**AIM OF THE TASK**
Please output the records below in full, exactly as given, but without the images.

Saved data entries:
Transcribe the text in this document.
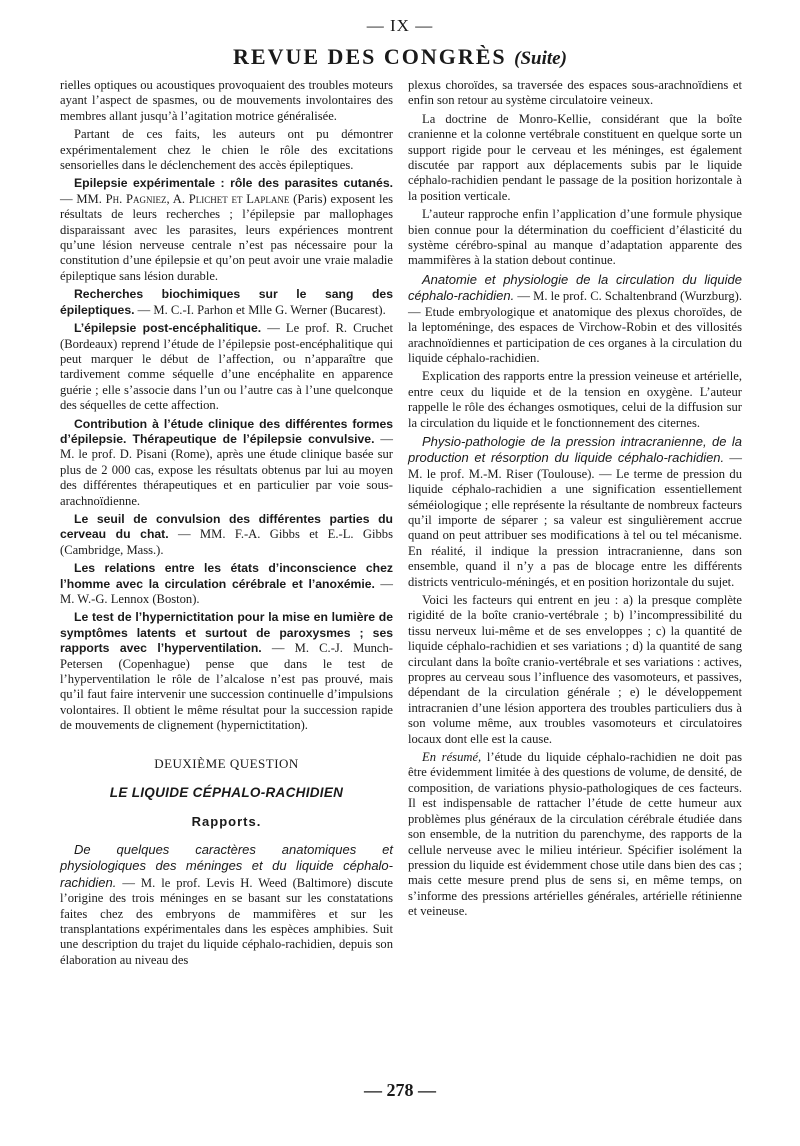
— IX —
REVUE DES CONGRÈS (Suite)

rielles optiques ou acoustiques provoquaient des troubles moteurs ayant l’aspect de spasmes, ou de mouvements involontaires des membres allant jusqu’à l’agitation motrice généralisée.

Partant de ces faits, les auteurs ont pu démontrer expérimentalement chez le chien le rôle des excitations sensorielles dans le déclenchement des accès épileptiques.

Epilepsie expérimentale : rôle des parasites cutanés. — MM. Ph. Pagniez, A. Plichet et Laplane (Paris) exposent les résultats de leurs recherches ; l’épilepsie par mallophages disparaissant avec les parasites, leurs expériences montrent qu’une lésion nerveuse centrale n’est pas nécessaire pour la constitution d’une épilepsie et qu’on peut avoir une vraie maladie épileptique sans lésion durable.

Recherches biochimiques sur le sang des épileptiques. — M. C.-I. Parhon et Mlle G. Werner (Bucarest).

L’épilepsie post-encéphalitique. — Le prof. R. Cruchet (Bordeaux) reprend l’étude de l’épilepsie post-encéphalitique qui peut marquer le début de l’affection, ou n’apparaître que tardivement comme séquelle d’une encéphalite en apparence guérie ; elle s’associe dans l’un ou l’autre cas à l’une quelconque des séquelles de cette affection.

Contribution à l’étude clinique des différentes formes d’épilepsie. Thérapeutique de l’épilepsie convulsive. — M. le prof. D. Pisani (Rome), après une étude clinique basée sur plus de 2 000 cas, expose les résultats obtenus par lui au moyen des différentes thérapeutiques et en particulier par voie sous-arachnoïdienne.

Le seuil de convulsion des différentes parties du cerveau du chat. — MM. F.-A. Gibbs et E.-L. Gibbs (Cambridge, Mass.).

Les relations entre les états d’inconscience chez l’homme avec la circulation cérébrale et l’anoxémie. — M. W.-G. Lennox (Boston).

Le test de l’hypernictitation pour la mise en lumière de symptômes latents et surtout de paroxysmes ; ses rapports avec l’hyperventilation. — M. C.-J. Munch-Petersen (Copenhague) pense que dans le test de l’hyperventilation le rôle de l’alcalose n’est pas prouvé, mais qu’il faut faire intervenir une succession continuelle d’impulsions volontaires. Il obtient le même résultat pour la succession rapide de mouvements de clignement (hypernictitation).

DEUXIÈME QUESTION

LE LIQUIDE CÉPHALO-RACHIDIEN

Rapports.

De quelques caractères anatomiques et physiologiques des méninges et du liquide céphalo-rachidien. — M. le prof. Levis H. Weed (Baltimore) discute l’origine des trois méninges en se basant sur les constatations faites chez des embryons de mammifères et sur les transplantations expérimentales dans les espèces amphibies. Suit une description du trajet du liquide céphalo-rachidien, depuis son élaboration au niveau des

plexus choroïdes, sa traversée des espaces sous-arachnoïdiens et enfin son retour au système circulatoire veineux.

La doctrine de Monro-Kellie, considérant que la boîte cranienne et la colonne vertébrale constituent en quelque sorte un support rigide pour le cerveau et les méninges, est également discutée par rapport aux déplacements subis par le liquide céphalo-rachidien pendant le passage de la position horizontale à la position verticale.

L’auteur rapproche enfin l’application d’une formule physique bien connue pour la détermination du coefficient d’élasticité du système cérébro-spinal au manque d’adaptation apparente des mammifères à la station debout continue.

Anatomie et physiologie de la circulation du liquide céphalo-rachidien. — M. le prof. C. Schaltenbrand (Wurzburg). — Etude embryologique et anatomique des plexus choroïdes, de la leptoméninge, des espaces de Virchow-Robin et des villosités arachnoïdiennes et participation de ces organes à la circulation du liquide céphalo-rachidien.

Explication des rapports entre la pression veineuse et artérielle, entre ceux du liquide et de la tension en oxygène. L’auteur rappelle le rôle des échanges osmotiques, celui de la diffusion sur la circulation du liquide et le fonctionnement des citernes.

Physio-pathologie de la pression intracranienne, de la production et résorption du liquide céphalo-rachidien. — M. le prof. M.-M. Riser (Toulouse). — Le terme de pression du liquide céphalo-rachidien a une signification essentiellement séméiologique ; elle représente la résultante de nombreux facteurs qu’il importe de séparer ; sa valeur est singulièrement accrue quand on peut attribuer ses modifications à tel ou tel mécanisme. En réalité, il indique la pression intracranienne, dans son ensemble, quand il n’y a pas de blocage entre les différents districts ventriculo-méningés, et en position horizontale du sujet.

Voici les facteurs qui entrent en jeu : a) la presque complète rigidité de la boîte cranio-vertébrale ; b) l’incompressibilité du tissu nerveux lui-même et de ses enveloppes ; c) la quantité de liquide céphalo-rachidien et ses variations ; d) la quantité de sang circulant dans la boîte cranio-vertébrale et ses variations : actives, propres au cerveau sous l’influence des vasomoteurs, et passives, dépendant de la circulation générale ; e) le développement intracranien d’une lésion apportera des troubles particuliers dus à son volume même, aux troubles vasomoteurs et circulatoires locaux dont elle est la cause.

En résumé, l’étude du liquide céphalo-rachidien ne doit pas être évidemment limitée à des questions de volume, de densité, de composition, de variations physio-pathologiques de ces facteurs. Il est indispensable de rattacher l’étude de cette humeur aux problèmes plus généraux de la circulation cérébrale étudiée dans son ensemble, de la nutrition du parenchyme, des rapports de la cellule nerveuse avec le milieu intérieur. Spécifier isolément la pression du liquide est évidemment chose utile dans bien des cas ; mais cette mesure prend plus de sens si, en même temps, on s’informe des pressions artérielles générales, artérielle rétinienne et veineuse.

— 278 —
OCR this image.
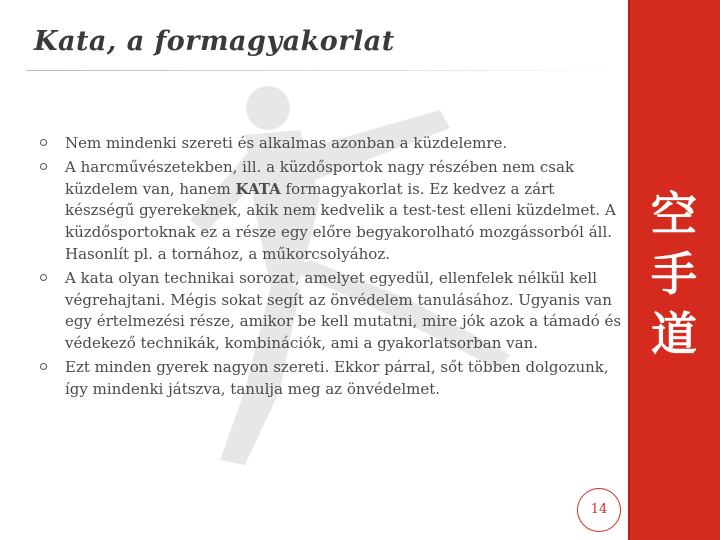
Kata, a formagyakorlat
Nem mindenki szereti és alkalmas azonban a küzdelemre.
A harcművészetekben, ill. a küzdősportok nagy részében nem csak küzdelem van, hanem KATA formagyakorlat is. Ez kedvez a zárt készségű gyerekeknek, akik nem kedvelik a test-test elleni küzdelmet. A küzdősportoknak ez a része egy előre begyakorolható mozgássorból áll. Hasonlít pl. a tornához, a műkorcsolyához.
A kata olyan technikai sorozat, amelyet egyedül, ellenfelek nélkül kell végrehajtani. Mégis sokat segít az önvédelem tanulásához. Ugyanis van egy értelmezési része, amikor be kell mutatni, mire jók azok a támadó és védekező technikák, kombinációk, ami a gyakorlatsorban van.
Ezt minden gyerek nagyon szereti. Ekkor párral, sőt többen dolgozunk, így mindenki játszva, tanulja meg az önvédelmet.
空
手
道
14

**EXERCISE RESULT**
Transcribe the text in this document.
— IX —
REVUE DES CONGRÈS (Suite)

rielles optiques ou acoustiques provoquaient des troubles moteurs ayant l’aspect de spasmes, ou de mouvements involontaires des membres allant jusqu’à l’agitation motrice généralisée.

Partant de ces faits, les auteurs ont pu démontrer expérimentalement chez le chien le rôle des excitations sensorielles dans le déclenchement des accès épileptiques.

Epilepsie expérimentale : rôle des parasites cutanés. — MM. Ph. Pagniez, A. Plichet et Laplane (Paris) exposent les résultats de leurs recherches ; l’épilepsie par mallophages disparaissant avec les parasites, leurs expériences montrent qu’une lésion nerveuse centrale n’est pas nécessaire pour la constitution d’une épilepsie et qu’on peut avoir une vraie maladie épileptique sans lésion durable.

Recherches biochimiques sur le sang des épileptiques. — M. C.-I. Parhon et Mlle G. Werner (Bucarest).

L’épilepsie post-encéphalitique. — Le prof. R. Cruchet (Bordeaux) reprend l’étude de l’épilepsie post-encéphalitique qui peut marquer le début de l’affection, ou n’apparaître que tardivement comme séquelle d’une encéphalite en apparence guérie ; elle s’associe dans l’un ou l’autre cas à l’une quelconque des séquelles de cette affection.

Contribution à l’étude clinique des différentes formes d’épilepsie. Thérapeutique de l’épilepsie convulsive. — M. le prof. D. Pisani (Rome), après une étude clinique basée sur plus de 2 000 cas, expose les résultats obtenus par lui au moyen des différentes thérapeutiques et en particulier par voie sous-arachnoïdienne.

Le seuil de convulsion des différentes parties du cerveau du chat. — MM. F.-A. Gibbs et E.-L. Gibbs (Cambridge, Mass.).

Les relations entre les états d’inconscience chez l’homme avec la circulation cérébrale et l’anoxémie. — M. W.-G. Lennox (Boston).

Le test de l’hypernictitation pour la mise en lumière de symptômes latents et surtout de paroxysmes ; ses rapports avec l’hyperventilation. — M. C.-J. Munch-Petersen (Copenhague) pense que dans le test de l’hyperventilation le rôle de l’alcalose n’est pas prouvé, mais qu’il faut faire intervenir une succession continuelle d’impulsions volontaires. Il obtient le même résultat pour la succession rapide de mouvements de clignement (hypernictitation).

DEUXIÈME QUESTION

LE LIQUIDE CÉPHALO-RACHIDIEN

Rapports.

De quelques caractères anatomiques et physiologiques des méninges et du liquide céphalo-rachidien. — M. le prof. Levis H. Weed (Baltimore) discute l’origine des trois méninges en se basant sur les constatations faites chez des embryons de mammifères et sur les transplantations expérimentales dans les espèces amphibies. Suit une description du trajet du liquide céphalo-rachidien, depuis son élaboration au niveau des

plexus choroïdes, sa traversée des espaces sous-arachnoïdiens et enfin son retour au système circulatoire veineux.

La doctrine de Monro-Kellie, considérant que la boîte cranienne et la colonne vertébrale constituent en quelque sorte un support rigide pour le cerveau et les méninges, est également discutée par rapport aux déplacements subis par le liquide céphalo-rachidien pendant le passage de la position horizontale à la position verticale.

L’auteur rapproche enfin l’application d’une formule physique bien connue pour la détermination du coefficient d’élasticité du système cérébro-spinal au manque d’adaptation apparente des mammifères à la station debout continue.

Anatomie et physiologie de la circulation du liquide céphalo-rachidien. — M. le prof. C. Schaltenbrand (Wurzburg). — Etude embryologique et anatomique des plexus choroïdes, de la leptoméninge, des espaces de Virchow-Robin et des villosités arachnoïdiennes et participation de ces organes à la circulation du liquide céphalo-rachidien.

Explication des rapports entre la pression veineuse et artérielle, entre ceux du liquide et de la tension en oxygène. L’auteur rappelle le rôle des échanges osmotiques, celui de la diffusion sur la circulation du liquide et le fonctionnement des citernes.

Physio-pathologie de la pression intracranienne, de la production et résorption du liquide céphalo-rachidien. — M. le prof. M.-M. Riser (Toulouse). — Le terme de pression du liquide céphalo-rachidien a une signification essentiellement séméiologique ; elle représente la résultante de nombreux facteurs qu’il importe de séparer ; sa valeur est singulièrement accrue quand on peut attribuer ses modifications à tel ou tel mécanisme. En réalité, il indique la pression intracranienne, dans son ensemble, quand il n’y a pas de blocage entre les différents districts ventriculo-méningés, et en position horizontale du sujet.

Voici les facteurs qui entrent en jeu : a) la presque complète rigidité de la boîte cranio-vertébrale ; b) l’incompressibilité du tissu nerveux lui-même et de ses enveloppes ; c) la quantité de liquide céphalo-rachidien et ses variations ; d) la quantité de sang circulant dans la boîte cranio-vertébrale et ses variations : actives, propres au cerveau sous l’influence des vasomoteurs, et passives, dépendant de la circulation générale ; e) le développement intracranien d’une lésion apportera des troubles particuliers dus à son volume même, aux troubles vasomoteurs et circulatoires locaux dont elle est la cause.

En résumé, l’étude du liquide céphalo-rachidien ne doit pas être évidemment limitée à des questions de volume, de densité, de composition, de variations physio-pathologiques de ces facteurs. Il est indispensable de rattacher l’étude de cette humeur aux problèmes plus généraux de la circulation cérébrale étudiée dans son ensemble, de la nutrition du parenchyme, des rapports de la cellule nerveuse avec le milieu intérieur. Spécifier isolément la pression du liquide est évidemment chose utile dans bien des cas ; mais cette mesure prend plus de sens si, en même temps, on s’informe des pressions artérielles générales, artérielle rétinienne et veineuse.

— 278 —
OCR this image.
Kata, a formagyakorlat
Nem mindenki szereti és alkalmas azonban a küzdelemre.
A harcművészetekben, ill. a küzdősportok nagy részében nem csak küzdelem van, hanem KATA formagyakorlat is. Ez kedvez a zárt készségű gyerekeknek, akik nem kedvelik a test-test elleni küzdelmet. A küzdősportoknak ez a része egy előre begyakorolható mozgássorból áll. Hasonlít pl. a tornához, a műkorcsolyához.
A kata olyan technikai sorozat, amelyet egyedül, ellenfelek nélkül kell végrehajtani. Mégis sokat segít az önvédelem tanulásához. Ugyanis van egy értelmezési része, amikor be kell mutatni, mire jók azok a támadó és védekező technikák, kombinációk, ami a gyakorlatsorban van.
Ezt minden gyerek nagyon szereti. Ekkor párral, sőt többen dolgozunk, így mindenki játszva, tanulja meg az önvédelmet.
空
手
道
14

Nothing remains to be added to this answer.